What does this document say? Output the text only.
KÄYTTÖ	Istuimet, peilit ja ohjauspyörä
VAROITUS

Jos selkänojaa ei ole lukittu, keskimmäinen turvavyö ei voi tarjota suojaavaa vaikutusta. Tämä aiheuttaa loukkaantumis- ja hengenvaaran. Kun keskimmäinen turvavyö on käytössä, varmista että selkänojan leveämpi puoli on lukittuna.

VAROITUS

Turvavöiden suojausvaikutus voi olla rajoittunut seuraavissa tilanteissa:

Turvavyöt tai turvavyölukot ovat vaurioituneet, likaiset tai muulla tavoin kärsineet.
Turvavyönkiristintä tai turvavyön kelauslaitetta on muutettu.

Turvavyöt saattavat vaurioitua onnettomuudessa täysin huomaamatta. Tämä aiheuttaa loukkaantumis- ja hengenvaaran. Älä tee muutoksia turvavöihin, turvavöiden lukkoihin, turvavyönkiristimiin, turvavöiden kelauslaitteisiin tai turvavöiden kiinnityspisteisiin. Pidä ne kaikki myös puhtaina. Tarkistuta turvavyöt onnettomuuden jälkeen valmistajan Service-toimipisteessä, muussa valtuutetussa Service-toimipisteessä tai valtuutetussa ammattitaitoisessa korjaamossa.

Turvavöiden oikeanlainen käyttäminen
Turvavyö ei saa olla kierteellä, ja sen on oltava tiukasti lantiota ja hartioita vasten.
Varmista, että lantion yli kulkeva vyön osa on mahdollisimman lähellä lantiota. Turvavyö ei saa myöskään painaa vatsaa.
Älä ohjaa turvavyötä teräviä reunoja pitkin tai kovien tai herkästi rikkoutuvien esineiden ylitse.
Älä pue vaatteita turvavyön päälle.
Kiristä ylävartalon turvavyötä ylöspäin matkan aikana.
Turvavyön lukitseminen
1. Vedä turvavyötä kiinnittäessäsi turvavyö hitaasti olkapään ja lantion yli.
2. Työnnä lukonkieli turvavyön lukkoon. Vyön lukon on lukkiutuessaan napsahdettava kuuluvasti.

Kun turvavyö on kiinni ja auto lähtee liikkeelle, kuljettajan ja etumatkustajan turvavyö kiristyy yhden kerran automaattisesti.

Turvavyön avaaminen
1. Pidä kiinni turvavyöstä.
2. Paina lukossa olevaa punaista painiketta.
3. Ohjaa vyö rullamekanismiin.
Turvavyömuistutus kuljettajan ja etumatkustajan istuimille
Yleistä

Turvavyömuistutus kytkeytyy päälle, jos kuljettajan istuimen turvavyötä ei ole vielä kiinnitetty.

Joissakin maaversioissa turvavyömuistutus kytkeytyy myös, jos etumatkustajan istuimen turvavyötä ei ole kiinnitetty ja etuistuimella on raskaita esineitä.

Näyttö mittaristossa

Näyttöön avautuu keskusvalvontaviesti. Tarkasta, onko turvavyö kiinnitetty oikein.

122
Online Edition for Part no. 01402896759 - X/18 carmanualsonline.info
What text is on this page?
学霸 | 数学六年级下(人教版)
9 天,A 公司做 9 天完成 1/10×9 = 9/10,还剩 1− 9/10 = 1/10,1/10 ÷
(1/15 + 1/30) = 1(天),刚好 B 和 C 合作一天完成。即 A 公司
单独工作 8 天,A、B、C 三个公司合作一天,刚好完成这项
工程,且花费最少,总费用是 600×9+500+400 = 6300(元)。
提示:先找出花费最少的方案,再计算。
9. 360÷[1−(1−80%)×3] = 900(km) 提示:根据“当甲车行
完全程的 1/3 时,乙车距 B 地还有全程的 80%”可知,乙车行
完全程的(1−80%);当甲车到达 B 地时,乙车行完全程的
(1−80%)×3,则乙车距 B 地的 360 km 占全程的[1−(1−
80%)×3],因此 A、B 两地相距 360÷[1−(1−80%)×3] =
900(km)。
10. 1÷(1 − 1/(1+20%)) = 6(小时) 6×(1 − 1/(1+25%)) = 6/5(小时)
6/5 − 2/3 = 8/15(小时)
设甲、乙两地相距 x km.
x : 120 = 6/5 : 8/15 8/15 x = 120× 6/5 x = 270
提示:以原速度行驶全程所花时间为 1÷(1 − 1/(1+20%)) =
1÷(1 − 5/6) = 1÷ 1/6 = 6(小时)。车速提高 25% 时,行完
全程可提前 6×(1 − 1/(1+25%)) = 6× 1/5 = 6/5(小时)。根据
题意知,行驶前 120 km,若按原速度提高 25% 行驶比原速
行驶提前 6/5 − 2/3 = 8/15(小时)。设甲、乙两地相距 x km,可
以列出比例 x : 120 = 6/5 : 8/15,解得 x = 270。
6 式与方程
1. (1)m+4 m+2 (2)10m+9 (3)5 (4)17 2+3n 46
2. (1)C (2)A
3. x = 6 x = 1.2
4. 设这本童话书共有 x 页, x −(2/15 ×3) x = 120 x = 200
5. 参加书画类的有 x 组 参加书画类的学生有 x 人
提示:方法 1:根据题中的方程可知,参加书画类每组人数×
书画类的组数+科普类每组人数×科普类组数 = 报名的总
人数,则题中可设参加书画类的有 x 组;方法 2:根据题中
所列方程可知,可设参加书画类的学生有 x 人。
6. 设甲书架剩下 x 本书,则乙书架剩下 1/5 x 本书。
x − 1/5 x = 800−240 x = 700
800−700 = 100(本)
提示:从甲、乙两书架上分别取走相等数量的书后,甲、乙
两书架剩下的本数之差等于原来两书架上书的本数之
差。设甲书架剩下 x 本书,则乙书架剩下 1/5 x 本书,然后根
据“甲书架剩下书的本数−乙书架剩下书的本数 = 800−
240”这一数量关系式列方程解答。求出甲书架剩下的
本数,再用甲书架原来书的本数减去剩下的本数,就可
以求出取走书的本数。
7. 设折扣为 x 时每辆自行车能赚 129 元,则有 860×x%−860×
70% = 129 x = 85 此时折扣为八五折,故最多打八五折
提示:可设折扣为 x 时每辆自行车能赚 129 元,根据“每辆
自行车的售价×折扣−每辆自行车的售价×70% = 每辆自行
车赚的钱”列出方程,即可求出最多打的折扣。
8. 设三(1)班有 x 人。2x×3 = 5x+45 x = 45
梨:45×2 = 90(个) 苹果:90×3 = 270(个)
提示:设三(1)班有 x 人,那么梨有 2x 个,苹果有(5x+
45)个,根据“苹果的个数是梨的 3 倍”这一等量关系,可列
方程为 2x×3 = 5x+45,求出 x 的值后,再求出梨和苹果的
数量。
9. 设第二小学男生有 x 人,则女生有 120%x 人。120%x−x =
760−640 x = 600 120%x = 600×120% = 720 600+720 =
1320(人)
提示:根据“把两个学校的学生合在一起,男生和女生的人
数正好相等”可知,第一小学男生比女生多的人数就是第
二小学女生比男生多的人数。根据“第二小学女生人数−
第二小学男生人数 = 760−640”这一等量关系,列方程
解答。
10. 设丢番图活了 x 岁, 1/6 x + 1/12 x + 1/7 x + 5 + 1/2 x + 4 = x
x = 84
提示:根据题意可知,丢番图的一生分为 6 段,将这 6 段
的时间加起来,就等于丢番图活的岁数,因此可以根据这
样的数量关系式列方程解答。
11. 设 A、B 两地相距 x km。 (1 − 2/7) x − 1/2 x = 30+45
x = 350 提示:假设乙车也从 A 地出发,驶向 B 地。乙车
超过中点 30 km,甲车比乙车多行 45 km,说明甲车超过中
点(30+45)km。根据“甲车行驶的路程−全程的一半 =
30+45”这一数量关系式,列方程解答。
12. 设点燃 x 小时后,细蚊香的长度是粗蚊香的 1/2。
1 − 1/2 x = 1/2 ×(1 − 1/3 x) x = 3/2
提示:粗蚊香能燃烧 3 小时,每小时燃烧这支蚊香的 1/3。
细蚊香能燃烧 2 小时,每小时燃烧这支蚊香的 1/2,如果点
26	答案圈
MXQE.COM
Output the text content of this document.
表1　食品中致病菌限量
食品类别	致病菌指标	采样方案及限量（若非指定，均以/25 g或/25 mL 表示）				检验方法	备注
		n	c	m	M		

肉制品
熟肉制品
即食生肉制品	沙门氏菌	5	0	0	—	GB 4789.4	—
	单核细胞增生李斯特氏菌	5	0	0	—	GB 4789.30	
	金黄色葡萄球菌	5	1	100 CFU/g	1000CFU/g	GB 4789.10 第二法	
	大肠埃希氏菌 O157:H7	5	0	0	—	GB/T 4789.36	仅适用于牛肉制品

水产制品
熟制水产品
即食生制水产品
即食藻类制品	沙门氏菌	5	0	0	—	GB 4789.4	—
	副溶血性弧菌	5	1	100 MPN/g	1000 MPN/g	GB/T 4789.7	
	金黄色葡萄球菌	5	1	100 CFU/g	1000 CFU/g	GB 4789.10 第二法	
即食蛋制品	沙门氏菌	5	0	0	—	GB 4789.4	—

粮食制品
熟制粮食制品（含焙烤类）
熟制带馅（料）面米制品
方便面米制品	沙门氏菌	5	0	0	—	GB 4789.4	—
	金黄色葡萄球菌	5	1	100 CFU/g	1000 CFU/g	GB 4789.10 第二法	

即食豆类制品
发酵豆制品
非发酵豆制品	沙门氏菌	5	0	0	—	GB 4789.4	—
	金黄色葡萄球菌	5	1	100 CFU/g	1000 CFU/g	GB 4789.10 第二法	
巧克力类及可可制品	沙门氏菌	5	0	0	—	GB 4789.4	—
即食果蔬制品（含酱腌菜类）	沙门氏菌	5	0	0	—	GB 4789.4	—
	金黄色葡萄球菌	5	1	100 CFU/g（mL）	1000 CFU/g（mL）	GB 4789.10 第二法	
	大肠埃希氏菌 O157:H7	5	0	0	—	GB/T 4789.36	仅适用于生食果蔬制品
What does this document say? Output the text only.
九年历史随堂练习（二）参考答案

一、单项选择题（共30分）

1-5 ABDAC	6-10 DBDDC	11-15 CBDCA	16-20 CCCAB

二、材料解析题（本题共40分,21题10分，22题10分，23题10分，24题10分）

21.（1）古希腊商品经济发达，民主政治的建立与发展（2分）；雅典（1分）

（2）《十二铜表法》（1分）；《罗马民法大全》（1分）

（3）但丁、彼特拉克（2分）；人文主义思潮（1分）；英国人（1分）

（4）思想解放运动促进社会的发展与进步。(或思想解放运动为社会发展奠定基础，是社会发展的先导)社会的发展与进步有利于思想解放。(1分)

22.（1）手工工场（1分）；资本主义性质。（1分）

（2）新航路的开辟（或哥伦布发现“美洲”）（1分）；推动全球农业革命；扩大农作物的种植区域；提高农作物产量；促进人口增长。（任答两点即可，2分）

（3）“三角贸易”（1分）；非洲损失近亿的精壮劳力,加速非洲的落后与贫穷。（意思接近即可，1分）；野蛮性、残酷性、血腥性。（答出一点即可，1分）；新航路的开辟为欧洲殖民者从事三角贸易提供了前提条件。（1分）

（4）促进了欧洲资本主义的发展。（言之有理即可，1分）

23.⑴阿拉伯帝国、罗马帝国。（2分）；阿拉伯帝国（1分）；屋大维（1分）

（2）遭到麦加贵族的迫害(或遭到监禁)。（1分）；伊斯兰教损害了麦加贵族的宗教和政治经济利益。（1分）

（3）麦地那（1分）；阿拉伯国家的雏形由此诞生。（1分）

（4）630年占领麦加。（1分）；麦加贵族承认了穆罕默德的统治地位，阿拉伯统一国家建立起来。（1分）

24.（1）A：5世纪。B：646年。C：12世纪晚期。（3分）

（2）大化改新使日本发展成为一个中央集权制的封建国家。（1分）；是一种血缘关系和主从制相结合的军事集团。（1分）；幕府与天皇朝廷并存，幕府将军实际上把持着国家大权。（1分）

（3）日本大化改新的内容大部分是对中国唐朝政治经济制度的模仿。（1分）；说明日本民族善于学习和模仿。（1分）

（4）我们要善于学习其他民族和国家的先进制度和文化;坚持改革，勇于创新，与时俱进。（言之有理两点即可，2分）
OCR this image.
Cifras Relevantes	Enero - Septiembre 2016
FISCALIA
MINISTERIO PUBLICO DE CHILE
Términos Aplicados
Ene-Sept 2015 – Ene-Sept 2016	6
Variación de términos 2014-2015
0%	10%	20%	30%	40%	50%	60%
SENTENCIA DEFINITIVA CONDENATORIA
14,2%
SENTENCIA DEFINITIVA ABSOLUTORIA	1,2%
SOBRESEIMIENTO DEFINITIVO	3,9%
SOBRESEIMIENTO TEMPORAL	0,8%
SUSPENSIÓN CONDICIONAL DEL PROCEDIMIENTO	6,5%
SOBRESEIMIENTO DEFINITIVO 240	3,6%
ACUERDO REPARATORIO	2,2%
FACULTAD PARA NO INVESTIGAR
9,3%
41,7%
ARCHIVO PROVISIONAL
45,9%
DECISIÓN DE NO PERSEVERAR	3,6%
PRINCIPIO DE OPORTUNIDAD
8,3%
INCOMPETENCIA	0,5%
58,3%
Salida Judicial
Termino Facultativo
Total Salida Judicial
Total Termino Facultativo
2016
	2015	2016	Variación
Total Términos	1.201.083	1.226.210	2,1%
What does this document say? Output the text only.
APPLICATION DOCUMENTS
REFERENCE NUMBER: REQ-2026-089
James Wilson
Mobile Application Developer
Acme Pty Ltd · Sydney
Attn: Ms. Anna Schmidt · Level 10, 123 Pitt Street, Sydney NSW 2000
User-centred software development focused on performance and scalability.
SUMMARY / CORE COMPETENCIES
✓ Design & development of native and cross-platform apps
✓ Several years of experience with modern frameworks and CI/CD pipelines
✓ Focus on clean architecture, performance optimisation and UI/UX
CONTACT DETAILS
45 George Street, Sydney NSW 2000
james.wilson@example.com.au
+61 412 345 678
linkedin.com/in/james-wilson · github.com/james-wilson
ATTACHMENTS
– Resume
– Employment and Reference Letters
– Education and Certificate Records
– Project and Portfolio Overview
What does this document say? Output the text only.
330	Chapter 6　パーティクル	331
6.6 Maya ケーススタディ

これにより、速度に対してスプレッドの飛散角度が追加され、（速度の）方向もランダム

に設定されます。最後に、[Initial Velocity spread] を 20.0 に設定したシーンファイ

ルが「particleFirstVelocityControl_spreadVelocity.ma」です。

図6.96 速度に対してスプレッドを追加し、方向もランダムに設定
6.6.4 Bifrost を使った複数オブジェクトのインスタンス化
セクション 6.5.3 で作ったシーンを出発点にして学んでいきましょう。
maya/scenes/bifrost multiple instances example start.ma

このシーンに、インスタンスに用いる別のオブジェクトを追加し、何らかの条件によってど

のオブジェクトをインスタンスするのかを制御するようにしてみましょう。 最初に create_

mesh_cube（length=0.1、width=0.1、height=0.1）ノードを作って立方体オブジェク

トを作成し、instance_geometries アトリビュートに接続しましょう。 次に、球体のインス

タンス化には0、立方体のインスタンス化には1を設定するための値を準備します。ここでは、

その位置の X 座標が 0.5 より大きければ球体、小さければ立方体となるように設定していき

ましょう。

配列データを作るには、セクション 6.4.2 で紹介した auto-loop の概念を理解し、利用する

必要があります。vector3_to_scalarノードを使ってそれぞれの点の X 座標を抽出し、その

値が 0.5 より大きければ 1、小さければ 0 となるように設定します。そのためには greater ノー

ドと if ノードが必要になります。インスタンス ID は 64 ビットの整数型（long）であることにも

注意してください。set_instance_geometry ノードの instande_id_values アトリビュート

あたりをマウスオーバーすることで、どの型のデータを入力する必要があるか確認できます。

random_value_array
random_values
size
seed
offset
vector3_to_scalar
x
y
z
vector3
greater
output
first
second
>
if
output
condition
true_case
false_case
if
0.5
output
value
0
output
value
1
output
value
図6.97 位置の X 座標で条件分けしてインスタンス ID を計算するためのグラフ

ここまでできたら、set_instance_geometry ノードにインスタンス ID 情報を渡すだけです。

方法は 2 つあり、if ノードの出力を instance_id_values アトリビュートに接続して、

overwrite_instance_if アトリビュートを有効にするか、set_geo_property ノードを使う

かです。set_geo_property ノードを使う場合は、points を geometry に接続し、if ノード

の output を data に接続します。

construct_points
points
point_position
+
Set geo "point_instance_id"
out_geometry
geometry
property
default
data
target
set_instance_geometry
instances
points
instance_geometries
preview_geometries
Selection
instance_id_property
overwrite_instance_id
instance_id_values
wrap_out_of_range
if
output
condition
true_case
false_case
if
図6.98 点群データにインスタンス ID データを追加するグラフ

==============================

### Aim of the exercise
Check each line above for the word "DEFINITIVA" and copy the ones that have it.

### Complete response
SENTENCIA DEFINITIVA CONDENATORIA
SENTENCIA DEFINITIVA ABSOLUTORIA	1,2%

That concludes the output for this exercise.